[Data items]
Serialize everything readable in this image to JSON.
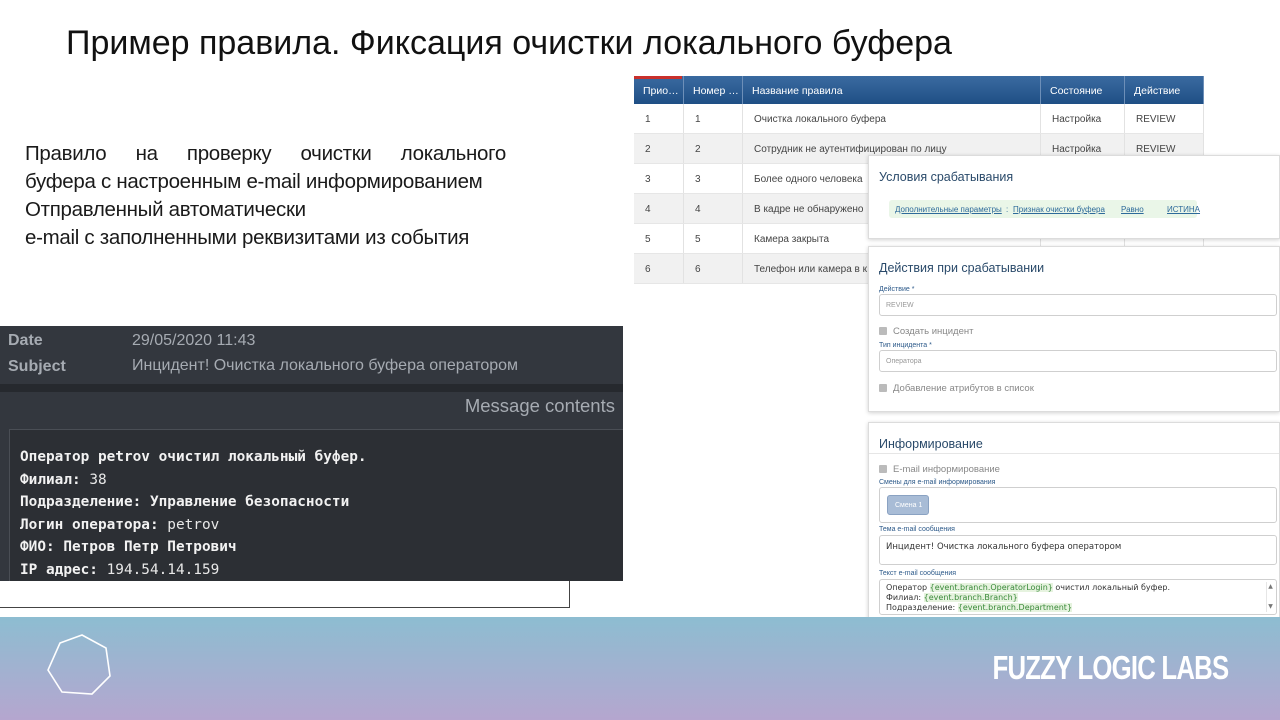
{
  "title": "Пример правила. Фиксация очистки локального буфера",
  "description": {
    "line1": "Правило на проверку очистки локального",
    "line2": "буфера с настроенным e-mail информированием",
    "line3": "Отправленный  автоматически",
    "line4": "e-mail с заполненными реквизитами из события"
  },
  "rules_table": {
    "headers": [
      "Прио…",
      "Номер …",
      "Название правила",
      "Состояние",
      "Действие"
    ],
    "rows": [
      [
        "1",
        "1",
        "Очистка локального буфера",
        "Настройка",
        "REVIEW"
      ],
      [
        "2",
        "2",
        "Сотрудник не аутентифицирован по лицу",
        "Настройка",
        "REVIEW"
      ],
      [
        "3",
        "3",
        "Более одного человека",
        "",
        ""
      ],
      [
        "4",
        "4",
        "В кадре не обнаружено",
        "",
        ""
      ],
      [
        "5",
        "5",
        "Камера закрыта",
        "",
        ""
      ],
      [
        "6",
        "6",
        "Телефон или камера в к",
        "",
        ""
      ]
    ]
  },
  "conditions_panel": {
    "title": "Условия срабатывания",
    "param": "Дополнительные параметры",
    "sep": ":",
    "attr": "Признак очистки буфера",
    "op": "Равно",
    "value": "ИСТИНА"
  },
  "actions_panel": {
    "title": "Действия при срабатывании",
    "action_label": "Действие *",
    "action_value": "REVIEW",
    "create_incident": "Создать инцидент",
    "incident_type_label": "Тип инцидента *",
    "incident_type_value": "Оператора",
    "add_attributes": "Добавление атрибутов в список"
  },
  "inform_panel": {
    "title": "Информирование",
    "email_check": "E-mail информирование",
    "shifts_label": "Смены для e-mail информирования",
    "shift_tag": "Смена 1",
    "subject_label": "Тема e-mail сообщения",
    "subject_value": "Инцидент! Очистка локального буфера оператором",
    "text_label": "Текст e-mail сообщения",
    "text_line1_a": "Оператор ",
    "text_line1_var": "{event.branch.OperatorLogin}",
    "text_line1_b": " очистил локальный буфер.",
    "text_line2_a": "Филиал: ",
    "text_line2_var": "{event.branch.Branch}",
    "text_line3_a": "Подразделение: ",
    "text_line3_var": "{event.branch.Department}"
  },
  "email": {
    "date_label": "Date",
    "date_value": "29/05/2020 11:43",
    "subject_label": "Subject",
    "subject_value": "Инцидент! Очистка локального буфера оператором",
    "contents_label": "Message contents",
    "lines": [
      {
        "k": "Оператор petrov очистил локальный буфер.",
        "v": ""
      },
      {
        "k": "Филиал:",
        "v": " 38"
      },
      {
        "k": "Подразделение: Управление безопасности",
        "v": ""
      },
      {
        "k": "Логин оператора:",
        "v": " petrov"
      },
      {
        "k": "ФИО: Петров Петр Петрович",
        "v": ""
      },
      {
        "k": "IP адрес:",
        "v": " 194.54.14.159"
      }
    ]
  },
  "footer": {
    "brand": "FUZZY LOGIC LABS"
  }
}
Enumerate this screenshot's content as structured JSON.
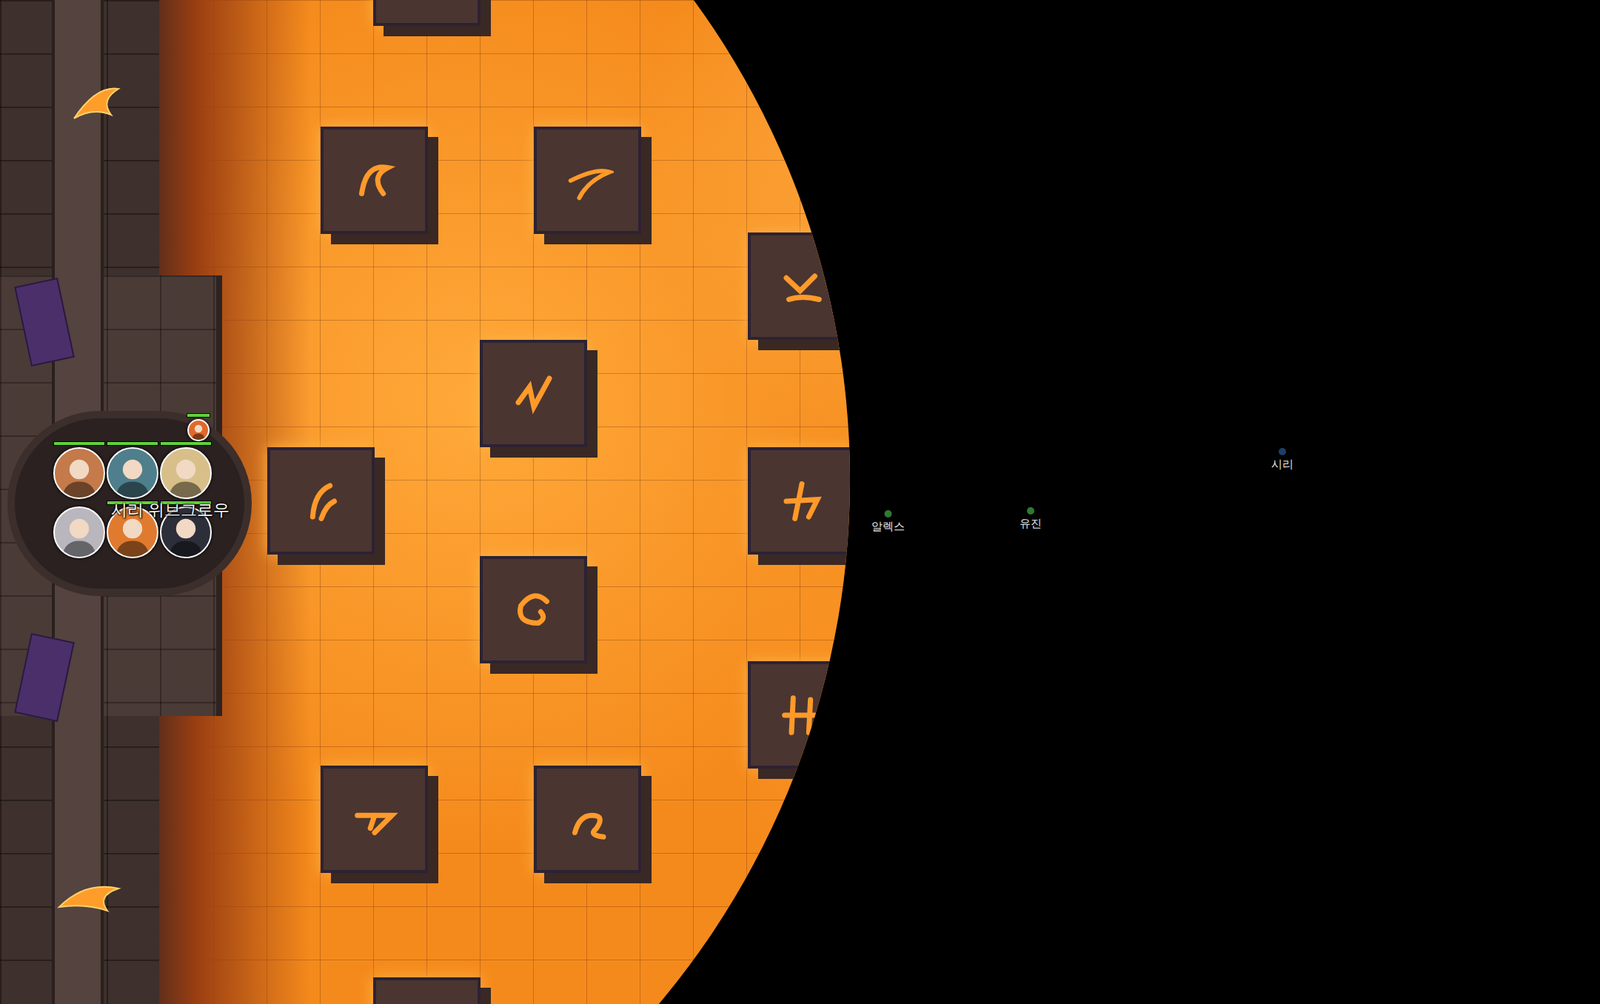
{
  "tokens": [
    {
      "color": "#c47a4a",
      "show_hp": true,
      "hp_level": 1
    },
    {
      "color": "#4f7f8c",
      "show_hp": true,
      "hp_level": 1
    },
    {
      "color": "#d8bf8a",
      "show_hp": true,
      "hp_level": 1
    },
    {
      "color": "#b9b6bd",
      "show_hp": false
    },
    {
      "color": "#e07a2e",
      "show_hp": true,
      "hp_level": 1
    },
    {
      "color": "#2c2f3a",
      "show_hp": true,
      "hp_level": 1
    }
  ],
  "marker": {
    "color": "#e0692a",
    "hp_level": 1
  },
  "token_label": "시리 위브그로우",
  "pins": [
    {
      "label": "알렉스",
      "color": "#2f7a32"
    },
    {
      "label": "유진",
      "color": "#2f7a32"
    },
    {
      "label": "시리",
      "color": "#1f3f66"
    }
  ]
}
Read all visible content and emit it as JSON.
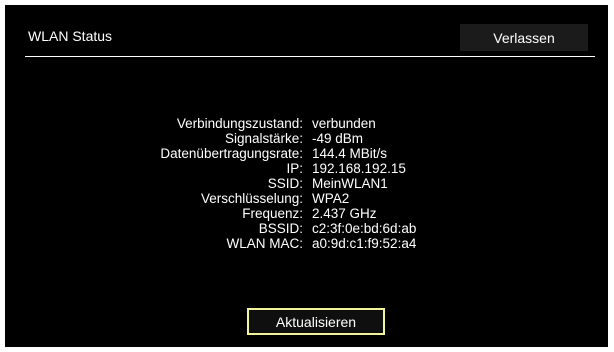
{
  "header": {
    "title": "WLAN Status",
    "exit_label": "Verlassen"
  },
  "status": [
    {
      "label": "Verbindungszustand:",
      "value": "verbunden"
    },
    {
      "label": "Signalstärke:",
      "value": "-49 dBm"
    },
    {
      "label": "Datenübertragungsrate:",
      "value": "144.4 MBit/s"
    },
    {
      "label": "IP:",
      "value": "192.168.192.15"
    },
    {
      "label": "SSID:",
      "value": "MeinWLAN1"
    },
    {
      "label": "Verschlüsselung:",
      "value": "WPA2"
    },
    {
      "label": "Frequenz:",
      "value": "2.437 GHz"
    },
    {
      "label": "BSSID:",
      "value": "c2:3f:0e:bd:6d:ab"
    },
    {
      "label": "WLAN MAC:",
      "value": "a0:9d:c1:f9:52:a4"
    }
  ],
  "actions": {
    "refresh_label": "Aktualisieren"
  },
  "colors": {
    "background": "#000000",
    "text": "#ffffff",
    "focus_border": "#f3f39a"
  }
}
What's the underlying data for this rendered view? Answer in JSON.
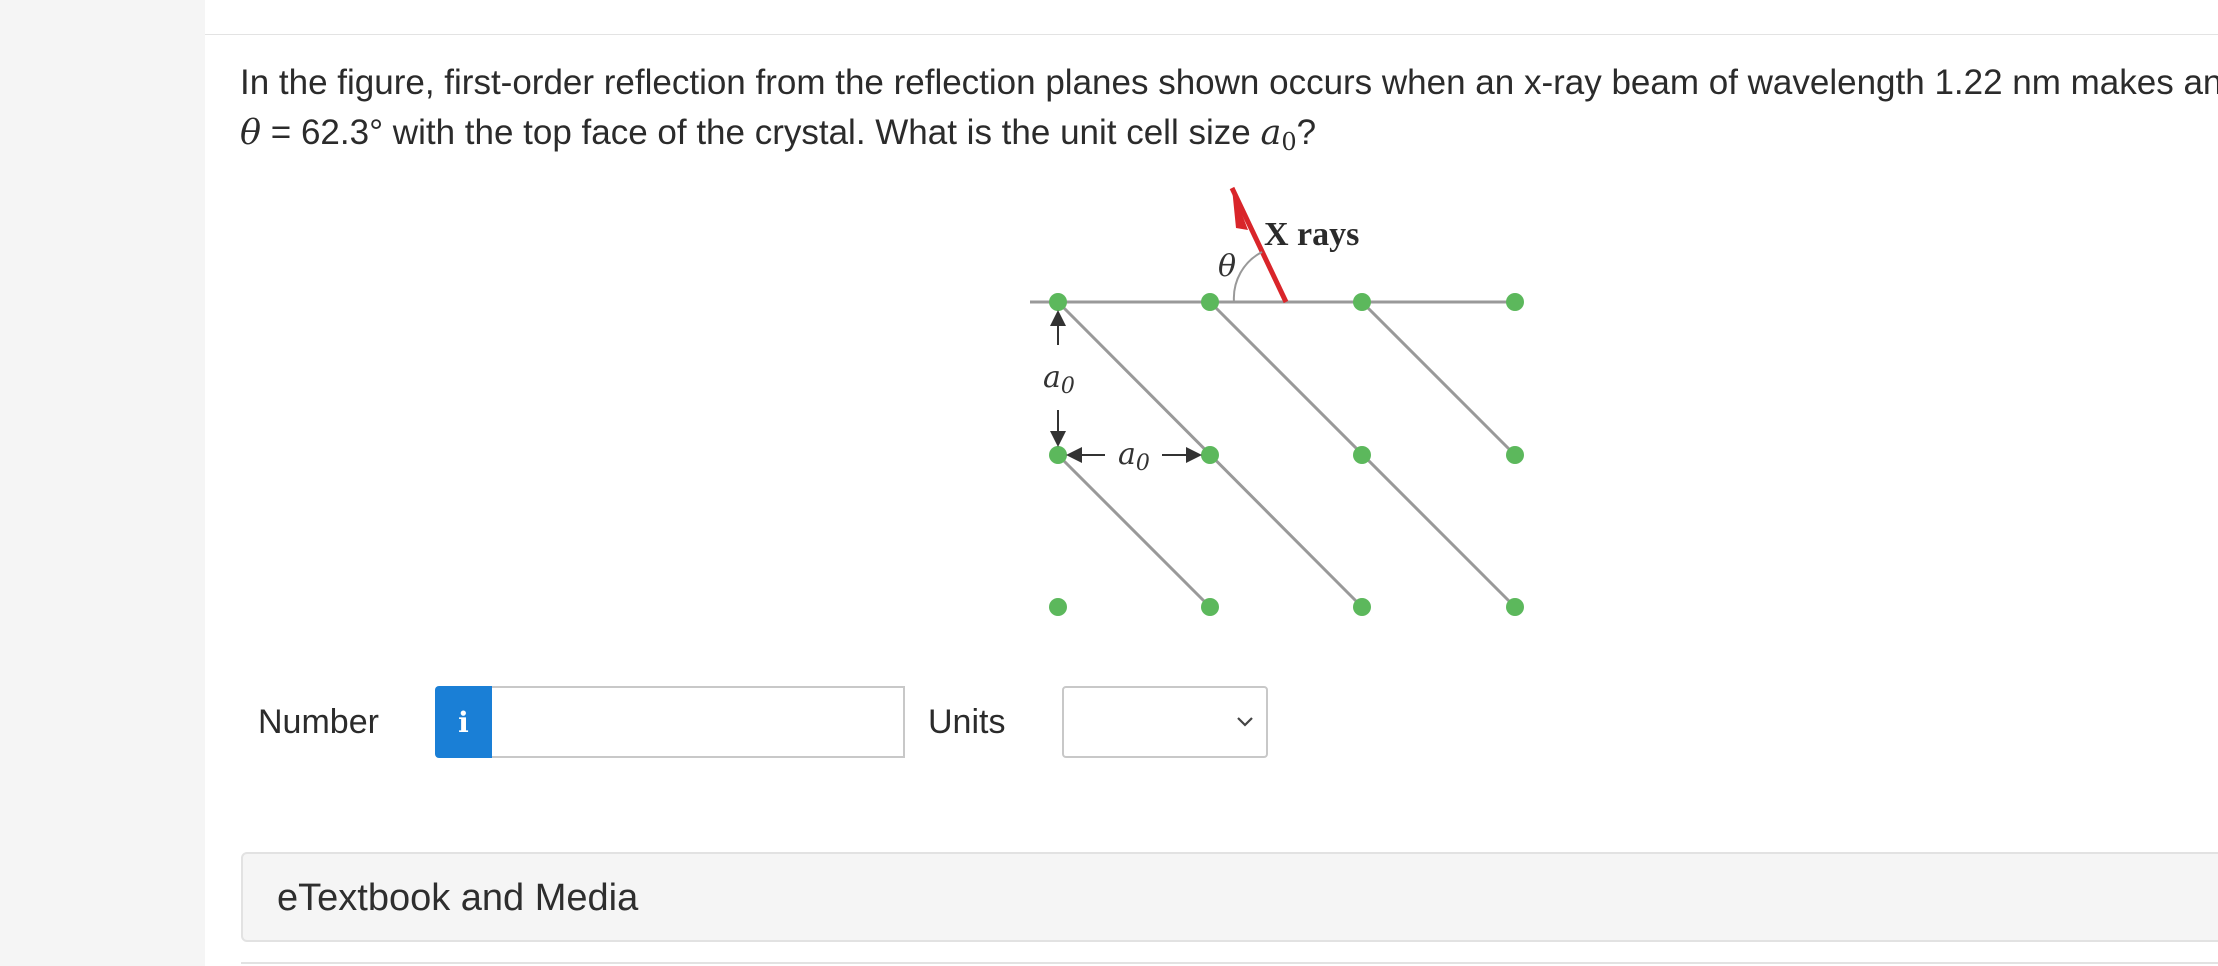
{
  "question": {
    "part1": "In the figure, first-order reflection from the reflection planes shown occurs when an x-ray beam of wavelength 1.22 nm makes an angle",
    "theta_symbol": "θ",
    "part2": " = 62.3° with the top face of the crystal. What is the unit cell size ",
    "a_symbol": "a",
    "a_subscript": "0",
    "part3": "?"
  },
  "figure": {
    "xrays_label": "X rays",
    "theta_label": "θ",
    "a0_vertical_label": "a",
    "a0_vertical_sub": "0",
    "a0_horizontal_label": "a",
    "a0_horizontal_sub": "0",
    "dot_color": "#5cb85c",
    "line_color": "#999999",
    "ray_color": "#d9252a"
  },
  "answer": {
    "number_label": "Number",
    "info_icon": "i",
    "number_value": "",
    "units_label": "Units",
    "units_value": ""
  },
  "media": {
    "title": "eTextbook and Media"
  }
}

__Written exercise__: In your copy of the records, include no pictures; repeat everything else exactly.

__Output for this task__:
Serialize everything readable in this image to JSON.
{
  "title": "Пример правила. Фиксация очистки локального буфера",
  "description": {
    "line1": "Правило на проверку очистки локального",
    "line2": "буфера с настроенным e-mail информированием",
    "line3": "Отправленный  автоматически",
    "line4": "e-mail с заполненными реквизитами из события"
  },
  "rules_table": {
    "headers": [
      "Прио…",
      "Номер …",
      "Название правила",
      "Состояние",
      "Действие"
    ],
    "rows": [
      [
        "1",
        "1",
        "Очистка локального буфера",
        "Настройка",
        "REVIEW"
      ],
      [
        "2",
        "2",
        "Сотрудник не аутентифицирован по лицу",
        "Настройка",
        "REVIEW"
      ],
      [
        "3",
        "3",
        "Более одного человека",
        "",
        ""
      ],
      [
        "4",
        "4",
        "В кадре не обнаружено",
        "",
        ""
      ],
      [
        "5",
        "5",
        "Камера закрыта",
        "",
        ""
      ],
      [
        "6",
        "6",
        "Телефон или камера в к",
        "",
        ""
      ]
    ]
  },
  "conditions_panel": {
    "title": "Условия срабатывания",
    "param": "Дополнительные параметры",
    "sep": ":",
    "attr": "Признак очистки буфера",
    "op": "Равно",
    "value": "ИСТИНА"
  },
  "actions_panel": {
    "title": "Действия при срабатывании",
    "action_label": "Действие *",
    "action_value": "REVIEW",
    "create_incident": "Создать инцидент",
    "incident_type_label": "Тип инцидента *",
    "incident_type_value": "Оператора",
    "add_attributes": "Добавление атрибутов в список"
  },
  "inform_panel": {
    "title": "Информирование",
    "email_check": "E-mail информирование",
    "shifts_label": "Смены для e-mail информирования",
    "shift_tag": "Смена 1",
    "subject_label": "Тема e-mail сообщения",
    "subject_value": "Инцидент! Очистка локального буфера оператором",
    "text_label": "Текст e-mail сообщения",
    "text_line1_a": "Оператор ",
    "text_line1_var": "{event.branch.OperatorLogin}",
    "text_line1_b": " очистил локальный буфер.",
    "text_line2_a": "Филиал: ",
    "text_line2_var": "{event.branch.Branch}",
    "text_line3_a": "Подразделение: ",
    "text_line3_var": "{event.branch.Department}"
  },
  "email": {
    "date_label": "Date",
    "date_value": "29/05/2020 11:43",
    "subject_label": "Subject",
    "subject_value": "Инцидент! Очистка локального буфера оператором",
    "contents_label": "Message contents",
    "lines": [
      {
        "k": "Оператор petrov очистил локальный буфер.",
        "v": ""
      },
      {
        "k": "Филиал:",
        "v": " 38"
      },
      {
        "k": "Подразделение: Управление безопасности",
        "v": ""
      },
      {
        "k": "Логин оператора:",
        "v": " petrov"
      },
      {
        "k": "ФИО: Петров Петр Петрович",
        "v": ""
      },
      {
        "k": "IP адрес:",
        "v": " 194.54.14.159"
      }
    ]
  },
  "footer": {
    "brand": "FUZZY LOGIC LABS"
  }
}
Enumerate this screenshot's content as structured JSON.
{
  "tokens": [
    {
      "color": "#c47a4a",
      "show_hp": true,
      "hp_level": 1
    },
    {
      "color": "#4f7f8c",
      "show_hp": true,
      "hp_level": 1
    },
    {
      "color": "#d8bf8a",
      "show_hp": true,
      "hp_level": 1
    },
    {
      "color": "#b9b6bd",
      "show_hp": false
    },
    {
      "color": "#e07a2e",
      "show_hp": true,
      "hp_level": 1
    },
    {
      "color": "#2c2f3a",
      "show_hp": true,
      "hp_level": 1
    }
  ],
  "marker": {
    "color": "#e0692a",
    "hp_level": 1
  },
  "token_label": "시리 위브그로우",
  "pins": [
    {
      "label": "알렉스",
      "color": "#2f7a32"
    },
    {
      "label": "유진",
      "color": "#2f7a32"
    },
    {
      "label": "시리",
      "color": "#1f3f66"
    }
  ]
}
Read all visible content and emit it as JSON.
{
  "header": {
    "title": "WLAN Status",
    "exit_label": "Verlassen"
  },
  "status": [
    {
      "label": "Verbindungszustand:",
      "value": "verbunden"
    },
    {
      "label": "Signalstärke:",
      "value": "-49 dBm"
    },
    {
      "label": "Datenübertragungsrate:",
      "value": "144.4 MBit/s"
    },
    {
      "label": "IP:",
      "value": "192.168.192.15"
    },
    {
      "label": "SSID:",
      "value": "MeinWLAN1"
    },
    {
      "label": "Verschlüsselung:",
      "value": "WPA2"
    },
    {
      "label": "Frequenz:",
      "value": "2.437 GHz"
    },
    {
      "label": "BSSID:",
      "value": "c2:3f:0e:bd:6d:ab"
    },
    {
      "label": "WLAN MAC:",
      "value": "a0:9d:c1:f9:52:a4"
    }
  ],
  "actions": {
    "refresh_label": "Aktualisieren"
  },
  "colors": {
    "background": "#000000",
    "text": "#ffffff",
    "focus_border": "#f3f39a"
  }
}
What's the underlying data for this rendered view? Answer in JSON.
{
  "question": {
    "part1": "In the figure, first-order reflection from the reflection planes shown occurs when an x-ray beam of wavelength 1.22 nm makes an angle",
    "theta_symbol": "θ",
    "part2": " = 62.3° with the top face of the crystal. What is the unit cell size ",
    "a_symbol": "a",
    "a_subscript": "0",
    "part3": "?"
  },
  "figure": {
    "xrays_label": "X rays",
    "theta_label": "θ",
    "a0_vertical_label": "a",
    "a0_vertical_sub": "0",
    "a0_horizontal_label": "a",
    "a0_horizontal_sub": "0",
    "dot_color": "#5cb85c",
    "line_color": "#999999",
    "ray_color": "#d9252a"
  },
  "answer": {
    "number_label": "Number",
    "info_icon": "i",
    "number_value": "",
    "units_label": "Units",
    "units_value": ""
  },
  "media": {
    "title": "eTextbook and Media"
  }
}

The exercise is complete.